**What to do**
In the listing that follows, how many lines contain the string "hour"? Provide only the number.

**Supplied data**
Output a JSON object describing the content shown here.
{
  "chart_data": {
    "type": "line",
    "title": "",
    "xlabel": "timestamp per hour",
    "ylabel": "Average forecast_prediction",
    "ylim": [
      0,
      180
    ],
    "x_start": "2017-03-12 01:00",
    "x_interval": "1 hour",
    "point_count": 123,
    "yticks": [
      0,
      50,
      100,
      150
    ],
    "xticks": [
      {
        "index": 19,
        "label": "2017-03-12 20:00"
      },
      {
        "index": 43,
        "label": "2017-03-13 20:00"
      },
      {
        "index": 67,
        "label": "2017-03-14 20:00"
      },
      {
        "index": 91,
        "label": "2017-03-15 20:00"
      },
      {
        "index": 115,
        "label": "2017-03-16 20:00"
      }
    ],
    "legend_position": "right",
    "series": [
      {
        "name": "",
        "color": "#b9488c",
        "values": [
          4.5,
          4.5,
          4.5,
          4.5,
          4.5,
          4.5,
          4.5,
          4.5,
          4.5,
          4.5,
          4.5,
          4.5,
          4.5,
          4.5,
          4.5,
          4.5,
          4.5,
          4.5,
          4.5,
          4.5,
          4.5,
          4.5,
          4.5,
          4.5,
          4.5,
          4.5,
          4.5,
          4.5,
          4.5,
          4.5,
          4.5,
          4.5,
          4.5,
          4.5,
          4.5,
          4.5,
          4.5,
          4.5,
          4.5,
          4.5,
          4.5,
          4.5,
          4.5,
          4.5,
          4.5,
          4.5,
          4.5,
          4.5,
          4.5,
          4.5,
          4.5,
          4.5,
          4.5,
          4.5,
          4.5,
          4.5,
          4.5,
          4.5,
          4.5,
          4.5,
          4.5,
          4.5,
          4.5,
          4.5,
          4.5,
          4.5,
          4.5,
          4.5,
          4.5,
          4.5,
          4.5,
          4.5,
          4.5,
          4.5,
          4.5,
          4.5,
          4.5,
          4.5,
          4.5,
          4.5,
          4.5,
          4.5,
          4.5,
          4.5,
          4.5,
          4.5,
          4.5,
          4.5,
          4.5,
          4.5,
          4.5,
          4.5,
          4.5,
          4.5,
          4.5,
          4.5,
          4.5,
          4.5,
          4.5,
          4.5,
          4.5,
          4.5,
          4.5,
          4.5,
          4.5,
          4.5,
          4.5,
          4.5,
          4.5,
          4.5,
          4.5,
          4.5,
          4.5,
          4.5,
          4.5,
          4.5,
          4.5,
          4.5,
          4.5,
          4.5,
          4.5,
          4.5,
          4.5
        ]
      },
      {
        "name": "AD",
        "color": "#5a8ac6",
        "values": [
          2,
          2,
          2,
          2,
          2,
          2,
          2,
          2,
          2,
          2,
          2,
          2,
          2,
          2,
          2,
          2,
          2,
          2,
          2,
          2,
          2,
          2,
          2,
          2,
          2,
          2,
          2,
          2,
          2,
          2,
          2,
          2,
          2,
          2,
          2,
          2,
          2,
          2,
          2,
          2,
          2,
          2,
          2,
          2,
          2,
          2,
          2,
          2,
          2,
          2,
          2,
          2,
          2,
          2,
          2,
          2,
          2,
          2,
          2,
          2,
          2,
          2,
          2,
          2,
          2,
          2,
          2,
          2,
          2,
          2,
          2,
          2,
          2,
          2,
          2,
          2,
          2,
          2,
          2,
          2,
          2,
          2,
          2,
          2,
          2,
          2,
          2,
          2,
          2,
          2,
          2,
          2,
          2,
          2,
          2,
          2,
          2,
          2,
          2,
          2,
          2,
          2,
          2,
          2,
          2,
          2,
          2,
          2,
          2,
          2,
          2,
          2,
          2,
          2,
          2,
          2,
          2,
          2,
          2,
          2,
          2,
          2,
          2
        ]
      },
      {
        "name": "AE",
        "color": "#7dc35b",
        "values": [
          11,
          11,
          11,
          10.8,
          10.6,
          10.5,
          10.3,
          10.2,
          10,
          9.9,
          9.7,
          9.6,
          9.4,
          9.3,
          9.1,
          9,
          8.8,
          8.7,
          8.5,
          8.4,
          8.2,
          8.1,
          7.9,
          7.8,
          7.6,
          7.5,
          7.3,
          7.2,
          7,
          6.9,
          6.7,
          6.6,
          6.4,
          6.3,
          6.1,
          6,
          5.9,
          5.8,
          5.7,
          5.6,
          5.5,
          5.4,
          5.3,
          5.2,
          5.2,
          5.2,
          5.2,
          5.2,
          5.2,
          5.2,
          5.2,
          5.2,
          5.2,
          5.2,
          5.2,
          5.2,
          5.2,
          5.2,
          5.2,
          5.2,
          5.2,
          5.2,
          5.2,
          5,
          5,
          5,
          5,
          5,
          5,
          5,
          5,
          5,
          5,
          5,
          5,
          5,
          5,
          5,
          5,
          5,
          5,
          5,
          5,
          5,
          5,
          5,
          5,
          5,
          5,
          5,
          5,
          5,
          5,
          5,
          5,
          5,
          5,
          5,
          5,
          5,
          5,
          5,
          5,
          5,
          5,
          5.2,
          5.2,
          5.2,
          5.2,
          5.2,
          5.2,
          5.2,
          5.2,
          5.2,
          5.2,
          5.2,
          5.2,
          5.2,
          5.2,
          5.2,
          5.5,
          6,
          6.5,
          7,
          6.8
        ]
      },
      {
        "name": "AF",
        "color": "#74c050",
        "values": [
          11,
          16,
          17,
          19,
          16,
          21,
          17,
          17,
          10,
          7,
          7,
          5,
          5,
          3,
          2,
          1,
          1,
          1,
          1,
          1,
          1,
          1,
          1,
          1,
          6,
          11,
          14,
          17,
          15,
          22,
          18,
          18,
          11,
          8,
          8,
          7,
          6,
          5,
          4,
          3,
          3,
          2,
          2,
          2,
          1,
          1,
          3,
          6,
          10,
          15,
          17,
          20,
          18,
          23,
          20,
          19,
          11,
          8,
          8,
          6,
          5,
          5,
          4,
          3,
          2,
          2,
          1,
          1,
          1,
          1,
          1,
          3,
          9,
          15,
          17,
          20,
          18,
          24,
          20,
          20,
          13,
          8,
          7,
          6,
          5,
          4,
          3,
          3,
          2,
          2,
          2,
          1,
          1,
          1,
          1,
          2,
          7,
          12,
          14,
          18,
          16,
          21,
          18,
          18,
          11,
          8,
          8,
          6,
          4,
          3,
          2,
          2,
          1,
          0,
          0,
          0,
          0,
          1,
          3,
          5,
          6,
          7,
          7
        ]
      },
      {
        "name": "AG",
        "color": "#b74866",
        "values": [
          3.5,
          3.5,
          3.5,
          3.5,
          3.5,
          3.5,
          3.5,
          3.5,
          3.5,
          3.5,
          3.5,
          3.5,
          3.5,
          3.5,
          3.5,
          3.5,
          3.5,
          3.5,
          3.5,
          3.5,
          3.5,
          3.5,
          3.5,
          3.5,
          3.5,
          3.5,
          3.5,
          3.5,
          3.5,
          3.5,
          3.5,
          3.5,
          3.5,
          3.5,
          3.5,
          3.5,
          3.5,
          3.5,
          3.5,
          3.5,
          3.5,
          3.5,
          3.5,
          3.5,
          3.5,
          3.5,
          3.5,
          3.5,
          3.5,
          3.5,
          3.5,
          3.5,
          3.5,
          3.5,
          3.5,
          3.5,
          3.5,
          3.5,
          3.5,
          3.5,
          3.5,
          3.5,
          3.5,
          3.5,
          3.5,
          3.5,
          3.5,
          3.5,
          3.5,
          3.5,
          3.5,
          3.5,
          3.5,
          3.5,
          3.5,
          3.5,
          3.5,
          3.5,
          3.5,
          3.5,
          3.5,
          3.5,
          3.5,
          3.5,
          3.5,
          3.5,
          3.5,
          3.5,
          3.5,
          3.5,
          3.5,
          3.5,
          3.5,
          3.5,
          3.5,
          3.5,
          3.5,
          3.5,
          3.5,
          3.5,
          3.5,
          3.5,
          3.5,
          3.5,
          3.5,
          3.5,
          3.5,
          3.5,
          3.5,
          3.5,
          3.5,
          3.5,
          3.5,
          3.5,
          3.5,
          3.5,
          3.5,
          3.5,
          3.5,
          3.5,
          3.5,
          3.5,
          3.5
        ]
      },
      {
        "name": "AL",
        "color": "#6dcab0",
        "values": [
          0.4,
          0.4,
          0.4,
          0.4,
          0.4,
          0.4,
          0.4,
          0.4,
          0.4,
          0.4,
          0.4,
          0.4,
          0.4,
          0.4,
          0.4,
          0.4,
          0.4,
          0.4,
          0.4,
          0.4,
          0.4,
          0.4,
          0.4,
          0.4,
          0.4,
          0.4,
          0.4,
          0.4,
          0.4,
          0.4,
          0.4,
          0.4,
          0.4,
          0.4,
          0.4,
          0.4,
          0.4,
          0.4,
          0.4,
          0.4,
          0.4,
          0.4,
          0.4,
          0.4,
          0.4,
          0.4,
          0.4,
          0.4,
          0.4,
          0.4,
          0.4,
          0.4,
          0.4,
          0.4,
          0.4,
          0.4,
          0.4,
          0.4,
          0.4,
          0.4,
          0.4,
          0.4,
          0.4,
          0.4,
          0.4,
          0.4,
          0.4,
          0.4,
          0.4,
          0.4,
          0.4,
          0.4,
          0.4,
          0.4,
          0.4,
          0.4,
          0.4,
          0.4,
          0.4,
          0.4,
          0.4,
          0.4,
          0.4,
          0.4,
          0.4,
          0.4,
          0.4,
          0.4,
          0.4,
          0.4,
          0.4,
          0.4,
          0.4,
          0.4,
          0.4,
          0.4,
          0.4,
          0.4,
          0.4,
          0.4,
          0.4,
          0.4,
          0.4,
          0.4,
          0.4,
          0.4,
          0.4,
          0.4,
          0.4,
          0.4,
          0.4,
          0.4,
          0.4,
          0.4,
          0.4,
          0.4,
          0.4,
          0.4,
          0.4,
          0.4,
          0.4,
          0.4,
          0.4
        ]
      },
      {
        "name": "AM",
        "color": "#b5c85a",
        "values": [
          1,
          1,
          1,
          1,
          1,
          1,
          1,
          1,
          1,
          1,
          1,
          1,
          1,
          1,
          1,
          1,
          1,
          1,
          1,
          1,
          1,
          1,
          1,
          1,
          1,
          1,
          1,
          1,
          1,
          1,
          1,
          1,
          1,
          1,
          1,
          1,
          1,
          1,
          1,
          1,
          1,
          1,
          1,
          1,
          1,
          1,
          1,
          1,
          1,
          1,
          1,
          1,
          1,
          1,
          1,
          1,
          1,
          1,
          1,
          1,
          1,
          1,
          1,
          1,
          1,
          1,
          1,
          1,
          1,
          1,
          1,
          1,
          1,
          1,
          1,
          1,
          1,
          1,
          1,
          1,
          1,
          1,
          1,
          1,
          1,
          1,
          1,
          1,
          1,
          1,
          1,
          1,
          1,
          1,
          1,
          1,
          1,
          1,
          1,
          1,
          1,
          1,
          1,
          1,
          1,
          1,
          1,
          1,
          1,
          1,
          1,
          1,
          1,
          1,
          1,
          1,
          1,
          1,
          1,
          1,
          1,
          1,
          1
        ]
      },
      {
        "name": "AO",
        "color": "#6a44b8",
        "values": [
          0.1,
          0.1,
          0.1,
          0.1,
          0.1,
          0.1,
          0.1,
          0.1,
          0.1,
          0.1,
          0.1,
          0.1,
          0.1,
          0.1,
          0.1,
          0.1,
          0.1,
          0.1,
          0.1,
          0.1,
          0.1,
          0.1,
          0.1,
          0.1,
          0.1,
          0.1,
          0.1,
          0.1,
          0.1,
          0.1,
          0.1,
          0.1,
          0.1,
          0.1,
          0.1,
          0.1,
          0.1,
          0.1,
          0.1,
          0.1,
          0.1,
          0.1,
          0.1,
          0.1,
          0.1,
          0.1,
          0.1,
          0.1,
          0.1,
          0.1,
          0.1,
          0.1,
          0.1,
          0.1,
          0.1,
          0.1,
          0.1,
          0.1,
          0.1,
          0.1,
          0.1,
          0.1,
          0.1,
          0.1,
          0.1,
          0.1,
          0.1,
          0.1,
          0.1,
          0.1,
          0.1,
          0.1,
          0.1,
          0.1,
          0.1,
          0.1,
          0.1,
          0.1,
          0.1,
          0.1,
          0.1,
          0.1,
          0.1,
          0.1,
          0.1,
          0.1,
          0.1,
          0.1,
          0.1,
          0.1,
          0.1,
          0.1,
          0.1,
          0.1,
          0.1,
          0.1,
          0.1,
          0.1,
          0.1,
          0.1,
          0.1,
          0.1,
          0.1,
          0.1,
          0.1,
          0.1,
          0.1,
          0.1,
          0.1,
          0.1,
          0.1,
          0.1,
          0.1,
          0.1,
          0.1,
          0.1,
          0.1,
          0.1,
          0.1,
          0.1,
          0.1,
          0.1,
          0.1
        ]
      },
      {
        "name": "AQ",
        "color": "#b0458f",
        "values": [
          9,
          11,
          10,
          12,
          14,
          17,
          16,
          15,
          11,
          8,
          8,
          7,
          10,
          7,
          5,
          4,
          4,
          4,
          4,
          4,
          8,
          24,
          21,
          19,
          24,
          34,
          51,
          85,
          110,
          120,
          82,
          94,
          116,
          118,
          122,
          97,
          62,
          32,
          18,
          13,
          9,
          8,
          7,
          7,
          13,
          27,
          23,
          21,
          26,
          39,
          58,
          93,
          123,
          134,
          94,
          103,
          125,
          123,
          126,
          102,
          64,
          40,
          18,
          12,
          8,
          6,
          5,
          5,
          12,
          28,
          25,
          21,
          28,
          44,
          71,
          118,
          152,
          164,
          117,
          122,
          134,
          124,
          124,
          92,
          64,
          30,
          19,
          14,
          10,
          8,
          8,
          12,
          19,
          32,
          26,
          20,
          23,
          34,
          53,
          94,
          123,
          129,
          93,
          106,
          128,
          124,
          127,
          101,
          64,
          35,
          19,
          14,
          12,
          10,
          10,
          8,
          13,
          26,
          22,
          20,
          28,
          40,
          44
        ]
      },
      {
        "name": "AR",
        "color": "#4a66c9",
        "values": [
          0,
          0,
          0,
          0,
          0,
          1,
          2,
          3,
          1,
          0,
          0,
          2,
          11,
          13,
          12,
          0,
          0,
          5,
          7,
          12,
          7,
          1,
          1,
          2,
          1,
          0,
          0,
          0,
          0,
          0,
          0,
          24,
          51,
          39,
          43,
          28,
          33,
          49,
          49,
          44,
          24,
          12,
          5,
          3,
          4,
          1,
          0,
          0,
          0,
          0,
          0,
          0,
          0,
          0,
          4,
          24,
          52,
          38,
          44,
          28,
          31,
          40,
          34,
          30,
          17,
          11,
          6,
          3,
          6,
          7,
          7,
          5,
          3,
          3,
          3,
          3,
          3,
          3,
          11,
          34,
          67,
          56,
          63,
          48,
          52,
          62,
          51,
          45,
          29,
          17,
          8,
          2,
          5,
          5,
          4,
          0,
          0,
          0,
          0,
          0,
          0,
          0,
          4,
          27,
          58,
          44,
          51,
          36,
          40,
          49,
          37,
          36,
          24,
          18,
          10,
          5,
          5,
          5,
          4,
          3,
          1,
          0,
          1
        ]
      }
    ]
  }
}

**Complete response**
2